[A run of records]
--- --- ---

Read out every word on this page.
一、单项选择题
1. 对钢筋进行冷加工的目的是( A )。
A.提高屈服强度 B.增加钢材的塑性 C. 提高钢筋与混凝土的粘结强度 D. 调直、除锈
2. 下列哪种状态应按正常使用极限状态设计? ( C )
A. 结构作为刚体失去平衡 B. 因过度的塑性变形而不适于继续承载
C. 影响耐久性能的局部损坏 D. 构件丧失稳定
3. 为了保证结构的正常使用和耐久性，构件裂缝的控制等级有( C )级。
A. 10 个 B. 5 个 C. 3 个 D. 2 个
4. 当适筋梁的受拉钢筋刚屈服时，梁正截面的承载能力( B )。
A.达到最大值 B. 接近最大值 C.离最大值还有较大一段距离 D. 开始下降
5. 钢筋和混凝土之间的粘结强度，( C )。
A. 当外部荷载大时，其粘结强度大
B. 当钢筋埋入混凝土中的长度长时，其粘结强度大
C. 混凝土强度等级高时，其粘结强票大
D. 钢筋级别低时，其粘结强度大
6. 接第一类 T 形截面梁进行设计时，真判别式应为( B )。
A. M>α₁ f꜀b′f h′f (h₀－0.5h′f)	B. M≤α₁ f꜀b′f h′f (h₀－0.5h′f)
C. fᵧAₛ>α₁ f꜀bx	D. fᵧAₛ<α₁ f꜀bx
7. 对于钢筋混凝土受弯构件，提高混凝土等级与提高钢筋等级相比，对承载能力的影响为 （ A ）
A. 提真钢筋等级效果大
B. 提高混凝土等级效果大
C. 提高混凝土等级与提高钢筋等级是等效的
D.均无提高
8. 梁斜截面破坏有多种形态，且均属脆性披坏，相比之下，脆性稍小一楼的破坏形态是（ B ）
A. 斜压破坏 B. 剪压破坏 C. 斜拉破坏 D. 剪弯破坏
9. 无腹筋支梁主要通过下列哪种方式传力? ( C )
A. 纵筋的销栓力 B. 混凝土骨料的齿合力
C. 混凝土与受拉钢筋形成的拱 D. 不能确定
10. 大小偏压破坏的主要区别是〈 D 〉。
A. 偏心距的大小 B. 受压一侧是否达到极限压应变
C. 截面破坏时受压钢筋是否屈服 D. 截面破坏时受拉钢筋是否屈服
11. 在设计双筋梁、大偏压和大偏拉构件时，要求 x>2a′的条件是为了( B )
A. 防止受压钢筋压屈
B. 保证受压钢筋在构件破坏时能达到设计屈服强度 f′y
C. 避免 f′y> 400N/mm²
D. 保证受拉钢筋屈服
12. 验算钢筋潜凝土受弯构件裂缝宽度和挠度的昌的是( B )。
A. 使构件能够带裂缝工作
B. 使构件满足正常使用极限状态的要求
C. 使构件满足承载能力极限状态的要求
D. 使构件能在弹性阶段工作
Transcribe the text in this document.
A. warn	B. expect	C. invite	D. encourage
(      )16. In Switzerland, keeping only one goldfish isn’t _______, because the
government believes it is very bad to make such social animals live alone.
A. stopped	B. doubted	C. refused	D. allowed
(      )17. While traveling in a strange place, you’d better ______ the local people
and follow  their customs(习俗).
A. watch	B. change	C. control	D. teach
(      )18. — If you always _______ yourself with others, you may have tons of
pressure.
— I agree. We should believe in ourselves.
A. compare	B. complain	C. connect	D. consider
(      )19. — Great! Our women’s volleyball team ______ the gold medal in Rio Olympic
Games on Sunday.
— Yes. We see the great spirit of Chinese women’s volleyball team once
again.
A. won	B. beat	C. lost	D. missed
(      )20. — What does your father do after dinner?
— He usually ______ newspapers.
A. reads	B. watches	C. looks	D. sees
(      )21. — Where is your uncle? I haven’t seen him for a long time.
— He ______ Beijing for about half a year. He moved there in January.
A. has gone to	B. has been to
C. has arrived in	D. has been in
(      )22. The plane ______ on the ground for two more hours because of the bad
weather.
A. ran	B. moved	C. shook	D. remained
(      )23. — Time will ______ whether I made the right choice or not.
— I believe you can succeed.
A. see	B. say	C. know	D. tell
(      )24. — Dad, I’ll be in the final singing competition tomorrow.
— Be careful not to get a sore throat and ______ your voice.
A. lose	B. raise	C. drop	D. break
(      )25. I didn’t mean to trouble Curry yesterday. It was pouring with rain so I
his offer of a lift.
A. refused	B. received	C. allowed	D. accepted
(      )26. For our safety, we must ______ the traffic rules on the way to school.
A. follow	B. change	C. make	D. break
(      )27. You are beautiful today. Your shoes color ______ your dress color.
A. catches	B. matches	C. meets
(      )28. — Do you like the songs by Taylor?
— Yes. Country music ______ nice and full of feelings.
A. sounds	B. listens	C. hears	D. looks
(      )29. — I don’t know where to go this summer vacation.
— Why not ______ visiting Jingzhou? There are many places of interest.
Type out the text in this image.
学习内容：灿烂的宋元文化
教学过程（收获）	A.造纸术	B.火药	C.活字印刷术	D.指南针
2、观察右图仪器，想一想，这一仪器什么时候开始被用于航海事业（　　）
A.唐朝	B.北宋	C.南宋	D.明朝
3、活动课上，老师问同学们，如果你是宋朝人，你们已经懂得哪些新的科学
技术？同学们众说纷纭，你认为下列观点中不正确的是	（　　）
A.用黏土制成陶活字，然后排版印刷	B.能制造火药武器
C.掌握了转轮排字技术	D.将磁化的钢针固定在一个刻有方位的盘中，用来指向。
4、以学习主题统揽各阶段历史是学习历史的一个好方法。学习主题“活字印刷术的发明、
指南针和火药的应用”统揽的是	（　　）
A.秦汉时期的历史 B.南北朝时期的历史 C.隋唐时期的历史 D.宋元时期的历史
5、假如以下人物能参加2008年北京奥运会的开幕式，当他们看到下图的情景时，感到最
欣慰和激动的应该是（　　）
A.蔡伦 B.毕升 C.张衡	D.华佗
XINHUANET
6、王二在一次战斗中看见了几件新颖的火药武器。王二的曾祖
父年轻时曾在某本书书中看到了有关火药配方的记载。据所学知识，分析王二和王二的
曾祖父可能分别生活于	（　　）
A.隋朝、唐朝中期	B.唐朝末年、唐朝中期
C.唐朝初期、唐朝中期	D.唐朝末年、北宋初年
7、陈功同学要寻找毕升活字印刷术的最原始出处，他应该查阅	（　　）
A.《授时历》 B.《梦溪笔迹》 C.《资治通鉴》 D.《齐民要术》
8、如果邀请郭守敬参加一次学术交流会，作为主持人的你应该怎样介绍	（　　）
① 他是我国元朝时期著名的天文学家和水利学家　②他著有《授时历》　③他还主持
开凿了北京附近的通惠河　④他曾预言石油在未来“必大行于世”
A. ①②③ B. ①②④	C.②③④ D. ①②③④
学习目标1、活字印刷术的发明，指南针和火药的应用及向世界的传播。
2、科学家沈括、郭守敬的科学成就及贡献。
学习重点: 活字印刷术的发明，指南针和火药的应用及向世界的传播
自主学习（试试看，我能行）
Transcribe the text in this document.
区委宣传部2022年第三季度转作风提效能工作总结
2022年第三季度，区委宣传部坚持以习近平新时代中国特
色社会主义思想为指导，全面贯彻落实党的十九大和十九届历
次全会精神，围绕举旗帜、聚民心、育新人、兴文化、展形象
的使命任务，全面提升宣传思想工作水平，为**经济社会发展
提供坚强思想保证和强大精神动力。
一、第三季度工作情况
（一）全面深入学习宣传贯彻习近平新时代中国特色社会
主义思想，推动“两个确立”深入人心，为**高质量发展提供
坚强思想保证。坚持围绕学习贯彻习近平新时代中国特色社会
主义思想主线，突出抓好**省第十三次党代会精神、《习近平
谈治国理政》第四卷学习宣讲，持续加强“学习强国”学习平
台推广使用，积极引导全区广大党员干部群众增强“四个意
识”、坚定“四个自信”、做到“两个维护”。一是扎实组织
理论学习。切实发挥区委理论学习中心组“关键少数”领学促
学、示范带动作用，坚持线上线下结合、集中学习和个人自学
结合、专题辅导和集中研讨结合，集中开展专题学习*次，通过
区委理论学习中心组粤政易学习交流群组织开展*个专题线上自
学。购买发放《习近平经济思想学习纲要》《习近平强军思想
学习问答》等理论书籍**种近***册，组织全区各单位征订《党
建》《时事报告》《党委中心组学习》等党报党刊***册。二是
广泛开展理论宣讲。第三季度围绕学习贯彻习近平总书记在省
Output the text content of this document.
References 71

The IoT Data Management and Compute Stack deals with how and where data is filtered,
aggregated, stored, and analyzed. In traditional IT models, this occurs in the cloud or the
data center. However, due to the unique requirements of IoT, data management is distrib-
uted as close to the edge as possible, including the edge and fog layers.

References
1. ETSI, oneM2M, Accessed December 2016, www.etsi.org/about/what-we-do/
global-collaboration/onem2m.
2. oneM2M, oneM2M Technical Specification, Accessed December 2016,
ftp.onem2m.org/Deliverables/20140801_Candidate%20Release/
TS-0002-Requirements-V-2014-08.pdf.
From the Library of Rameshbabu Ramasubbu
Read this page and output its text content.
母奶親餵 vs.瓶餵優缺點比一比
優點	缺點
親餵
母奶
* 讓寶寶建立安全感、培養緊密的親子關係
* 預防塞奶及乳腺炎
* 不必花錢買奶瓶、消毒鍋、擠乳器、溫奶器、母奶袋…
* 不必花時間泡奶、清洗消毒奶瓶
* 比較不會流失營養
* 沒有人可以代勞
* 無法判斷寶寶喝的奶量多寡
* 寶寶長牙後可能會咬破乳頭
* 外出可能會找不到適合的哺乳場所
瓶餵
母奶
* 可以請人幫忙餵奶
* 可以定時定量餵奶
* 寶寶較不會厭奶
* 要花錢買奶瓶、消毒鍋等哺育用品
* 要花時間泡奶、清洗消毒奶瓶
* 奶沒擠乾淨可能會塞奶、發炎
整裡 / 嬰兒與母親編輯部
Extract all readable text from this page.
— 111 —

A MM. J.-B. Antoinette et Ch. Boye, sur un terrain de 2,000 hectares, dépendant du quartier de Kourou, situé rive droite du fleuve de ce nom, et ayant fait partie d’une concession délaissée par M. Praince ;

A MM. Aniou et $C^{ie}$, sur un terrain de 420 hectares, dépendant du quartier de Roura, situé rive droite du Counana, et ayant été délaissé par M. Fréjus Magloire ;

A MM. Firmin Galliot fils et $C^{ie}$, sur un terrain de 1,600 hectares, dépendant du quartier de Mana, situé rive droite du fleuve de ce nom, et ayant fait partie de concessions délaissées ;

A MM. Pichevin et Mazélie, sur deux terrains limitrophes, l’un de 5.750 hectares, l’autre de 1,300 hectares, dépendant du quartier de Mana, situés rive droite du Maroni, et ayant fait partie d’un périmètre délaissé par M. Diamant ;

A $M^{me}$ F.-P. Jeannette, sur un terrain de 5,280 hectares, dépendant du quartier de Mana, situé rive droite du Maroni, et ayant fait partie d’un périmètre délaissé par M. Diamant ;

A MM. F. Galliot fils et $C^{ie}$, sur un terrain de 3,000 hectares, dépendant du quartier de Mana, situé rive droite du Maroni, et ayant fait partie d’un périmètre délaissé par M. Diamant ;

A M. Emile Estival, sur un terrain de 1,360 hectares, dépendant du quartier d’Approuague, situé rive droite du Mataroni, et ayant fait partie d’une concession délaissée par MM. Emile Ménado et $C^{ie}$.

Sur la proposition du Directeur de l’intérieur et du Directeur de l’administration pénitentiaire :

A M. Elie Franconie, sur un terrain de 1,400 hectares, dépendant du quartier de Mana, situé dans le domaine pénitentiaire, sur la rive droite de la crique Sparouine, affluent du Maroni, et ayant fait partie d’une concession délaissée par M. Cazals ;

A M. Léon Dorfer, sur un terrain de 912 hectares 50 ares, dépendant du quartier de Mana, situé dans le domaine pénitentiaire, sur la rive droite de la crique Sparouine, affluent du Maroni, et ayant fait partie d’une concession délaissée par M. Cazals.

--- --- ---

■ **Stated goal**
Indicate how many lines of the material contain the string "women", giving the number and nothing more.

■ **Finished exercise**
2